- [Given task]:
Provide only the number of lines where "ежегодное" occurs.

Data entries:
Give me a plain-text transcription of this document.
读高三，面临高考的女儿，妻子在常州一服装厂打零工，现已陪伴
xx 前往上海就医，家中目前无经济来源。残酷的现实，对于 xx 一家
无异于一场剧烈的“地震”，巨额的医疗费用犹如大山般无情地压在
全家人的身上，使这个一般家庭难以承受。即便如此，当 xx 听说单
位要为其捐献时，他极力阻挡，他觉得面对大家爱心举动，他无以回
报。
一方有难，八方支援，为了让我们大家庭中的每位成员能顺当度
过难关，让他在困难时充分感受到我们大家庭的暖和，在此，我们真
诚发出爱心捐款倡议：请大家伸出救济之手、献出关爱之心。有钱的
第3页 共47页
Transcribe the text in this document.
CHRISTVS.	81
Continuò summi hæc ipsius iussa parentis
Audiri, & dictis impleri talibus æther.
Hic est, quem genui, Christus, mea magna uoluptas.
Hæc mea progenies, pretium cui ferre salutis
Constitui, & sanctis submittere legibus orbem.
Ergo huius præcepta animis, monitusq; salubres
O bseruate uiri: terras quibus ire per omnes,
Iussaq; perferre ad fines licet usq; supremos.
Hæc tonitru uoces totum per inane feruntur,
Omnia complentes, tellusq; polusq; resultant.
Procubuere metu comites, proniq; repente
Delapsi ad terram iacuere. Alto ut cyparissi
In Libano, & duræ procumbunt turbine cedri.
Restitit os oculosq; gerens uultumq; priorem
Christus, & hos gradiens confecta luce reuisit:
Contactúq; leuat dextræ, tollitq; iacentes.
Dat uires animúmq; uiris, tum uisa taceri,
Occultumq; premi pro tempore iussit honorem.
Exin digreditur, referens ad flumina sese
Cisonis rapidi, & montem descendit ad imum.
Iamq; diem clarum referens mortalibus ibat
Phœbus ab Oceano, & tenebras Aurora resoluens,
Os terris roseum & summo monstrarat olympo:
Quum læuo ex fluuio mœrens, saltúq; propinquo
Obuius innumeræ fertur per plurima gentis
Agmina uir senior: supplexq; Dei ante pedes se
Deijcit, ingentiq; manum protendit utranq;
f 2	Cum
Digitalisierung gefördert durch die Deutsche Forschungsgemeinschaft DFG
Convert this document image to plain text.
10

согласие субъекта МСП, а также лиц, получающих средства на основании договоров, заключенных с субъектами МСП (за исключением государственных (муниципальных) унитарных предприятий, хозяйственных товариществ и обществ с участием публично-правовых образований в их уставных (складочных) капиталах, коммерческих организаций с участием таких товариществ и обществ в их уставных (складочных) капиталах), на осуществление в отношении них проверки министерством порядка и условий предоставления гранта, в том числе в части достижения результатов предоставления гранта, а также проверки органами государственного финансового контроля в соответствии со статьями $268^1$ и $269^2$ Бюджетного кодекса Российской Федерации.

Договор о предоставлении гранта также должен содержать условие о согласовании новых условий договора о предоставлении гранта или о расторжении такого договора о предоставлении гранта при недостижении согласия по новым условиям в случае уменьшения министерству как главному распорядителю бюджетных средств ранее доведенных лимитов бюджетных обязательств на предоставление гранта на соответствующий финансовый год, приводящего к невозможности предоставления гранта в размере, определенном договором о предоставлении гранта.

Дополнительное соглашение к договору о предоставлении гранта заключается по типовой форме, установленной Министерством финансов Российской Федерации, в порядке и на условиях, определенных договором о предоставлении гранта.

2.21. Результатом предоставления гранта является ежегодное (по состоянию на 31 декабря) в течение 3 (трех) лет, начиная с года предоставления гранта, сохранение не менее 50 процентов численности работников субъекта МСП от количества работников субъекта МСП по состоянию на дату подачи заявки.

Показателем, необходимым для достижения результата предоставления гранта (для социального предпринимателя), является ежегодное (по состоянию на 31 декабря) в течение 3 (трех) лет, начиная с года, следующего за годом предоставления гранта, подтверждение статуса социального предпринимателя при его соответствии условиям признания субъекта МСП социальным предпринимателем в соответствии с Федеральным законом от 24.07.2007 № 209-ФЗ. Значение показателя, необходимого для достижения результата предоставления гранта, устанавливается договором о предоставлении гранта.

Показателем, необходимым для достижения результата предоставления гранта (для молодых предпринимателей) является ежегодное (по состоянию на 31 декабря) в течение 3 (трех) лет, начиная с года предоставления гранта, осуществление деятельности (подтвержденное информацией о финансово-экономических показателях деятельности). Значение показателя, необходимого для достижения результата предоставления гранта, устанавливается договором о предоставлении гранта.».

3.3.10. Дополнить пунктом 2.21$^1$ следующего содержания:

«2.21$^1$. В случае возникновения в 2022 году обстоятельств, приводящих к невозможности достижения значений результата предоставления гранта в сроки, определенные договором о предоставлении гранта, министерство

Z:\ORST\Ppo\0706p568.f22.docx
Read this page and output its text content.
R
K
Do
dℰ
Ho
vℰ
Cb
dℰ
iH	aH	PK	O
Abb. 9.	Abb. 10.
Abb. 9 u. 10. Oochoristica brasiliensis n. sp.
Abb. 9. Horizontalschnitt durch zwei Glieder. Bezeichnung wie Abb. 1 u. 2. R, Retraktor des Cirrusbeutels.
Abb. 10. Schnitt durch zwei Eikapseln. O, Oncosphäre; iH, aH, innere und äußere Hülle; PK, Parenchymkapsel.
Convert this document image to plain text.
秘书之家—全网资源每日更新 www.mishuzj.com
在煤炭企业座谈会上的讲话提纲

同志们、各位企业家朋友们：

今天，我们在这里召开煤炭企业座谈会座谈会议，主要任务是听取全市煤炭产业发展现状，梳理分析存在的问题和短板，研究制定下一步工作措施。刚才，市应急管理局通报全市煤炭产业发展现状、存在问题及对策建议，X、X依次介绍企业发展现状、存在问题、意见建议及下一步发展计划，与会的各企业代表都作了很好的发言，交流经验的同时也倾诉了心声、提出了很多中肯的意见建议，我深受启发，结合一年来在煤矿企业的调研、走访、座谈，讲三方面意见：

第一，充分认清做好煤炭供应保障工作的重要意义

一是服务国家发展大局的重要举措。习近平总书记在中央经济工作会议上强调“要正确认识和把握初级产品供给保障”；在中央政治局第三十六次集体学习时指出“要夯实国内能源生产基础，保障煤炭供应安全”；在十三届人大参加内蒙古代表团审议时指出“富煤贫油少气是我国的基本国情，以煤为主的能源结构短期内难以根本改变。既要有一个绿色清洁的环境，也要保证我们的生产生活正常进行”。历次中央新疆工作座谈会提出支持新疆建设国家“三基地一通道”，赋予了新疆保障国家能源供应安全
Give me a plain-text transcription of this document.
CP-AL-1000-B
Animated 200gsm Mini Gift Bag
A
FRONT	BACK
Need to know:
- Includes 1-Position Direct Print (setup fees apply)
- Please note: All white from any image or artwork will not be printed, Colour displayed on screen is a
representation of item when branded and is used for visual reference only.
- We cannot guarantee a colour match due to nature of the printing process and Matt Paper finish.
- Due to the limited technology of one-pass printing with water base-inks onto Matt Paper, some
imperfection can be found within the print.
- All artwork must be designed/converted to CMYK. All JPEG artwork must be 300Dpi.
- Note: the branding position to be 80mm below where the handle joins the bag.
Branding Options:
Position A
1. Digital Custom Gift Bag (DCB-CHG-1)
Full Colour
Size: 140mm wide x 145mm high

- [The completed task]:
3